--- Start PROVIDED ENTRIES ---

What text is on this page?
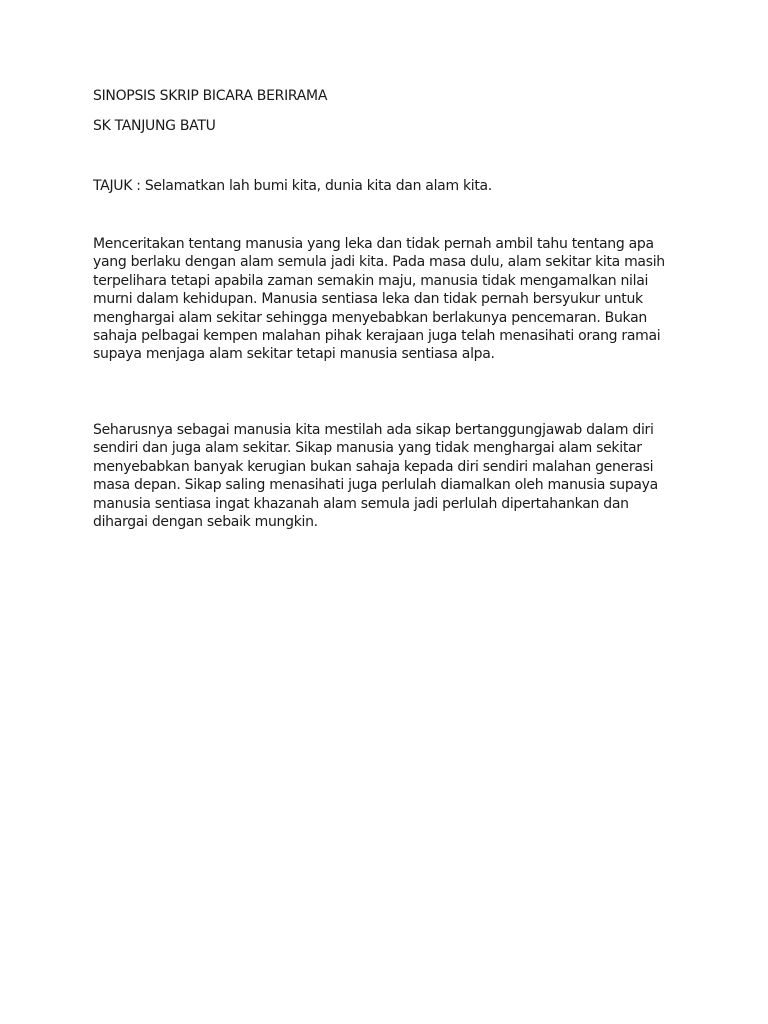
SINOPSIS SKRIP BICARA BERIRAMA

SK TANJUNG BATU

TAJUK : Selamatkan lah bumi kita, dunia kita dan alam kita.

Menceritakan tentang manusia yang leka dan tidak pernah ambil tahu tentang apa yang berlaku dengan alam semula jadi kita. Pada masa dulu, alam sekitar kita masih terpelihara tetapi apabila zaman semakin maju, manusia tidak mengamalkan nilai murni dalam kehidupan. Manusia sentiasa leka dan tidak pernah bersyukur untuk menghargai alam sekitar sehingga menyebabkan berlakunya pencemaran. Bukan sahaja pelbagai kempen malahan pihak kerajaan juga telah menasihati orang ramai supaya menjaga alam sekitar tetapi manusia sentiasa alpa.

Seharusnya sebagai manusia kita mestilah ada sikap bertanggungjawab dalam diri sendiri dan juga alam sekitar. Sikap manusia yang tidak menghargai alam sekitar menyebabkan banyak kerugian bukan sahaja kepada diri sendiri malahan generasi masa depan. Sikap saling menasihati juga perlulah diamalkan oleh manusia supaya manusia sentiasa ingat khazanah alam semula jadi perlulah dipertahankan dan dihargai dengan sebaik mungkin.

--- End PROVIDED ENTRIES ---

**WRITTEN REQUEST:** Transcribe every entry word for word, but omit the pictures.

**FINAL RESULT:**
What text is on this page?
SINOPSIS SKRIP BICARA BERIRAMA

SK TANJUNG BATU

TAJUK : Selamatkan lah bumi kita, dunia kita dan alam kita.

Menceritakan tentang manusia yang leka dan tidak pernah ambil tahu tentang apa yang berlaku dengan alam semula jadi kita. Pada masa dulu, alam sekitar kita masih terpelihara tetapi apabila zaman semakin maju, manusia tidak mengamalkan nilai murni dalam kehidupan. Manusia sentiasa leka dan tidak pernah bersyukur untuk menghargai alam sekitar sehingga menyebabkan berlakunya pencemaran. Bukan sahaja pelbagai kempen malahan pihak kerajaan juga telah menasihati orang ramai supaya menjaga alam sekitar tetapi manusia sentiasa alpa.

Seharusnya sebagai manusia kita mestilah ada sikap bertanggungjawab dalam diri sendiri dan juga alam sekitar. Sikap manusia yang tidak menghargai alam sekitar menyebabkan banyak kerugian bukan sahaja kepada diri sendiri malahan generasi masa depan. Sikap saling menasihati juga perlulah diamalkan oleh manusia supaya manusia sentiasa ingat khazanah alam semula jadi perlulah dipertahankan dan dihargai dengan sebaik mungkin.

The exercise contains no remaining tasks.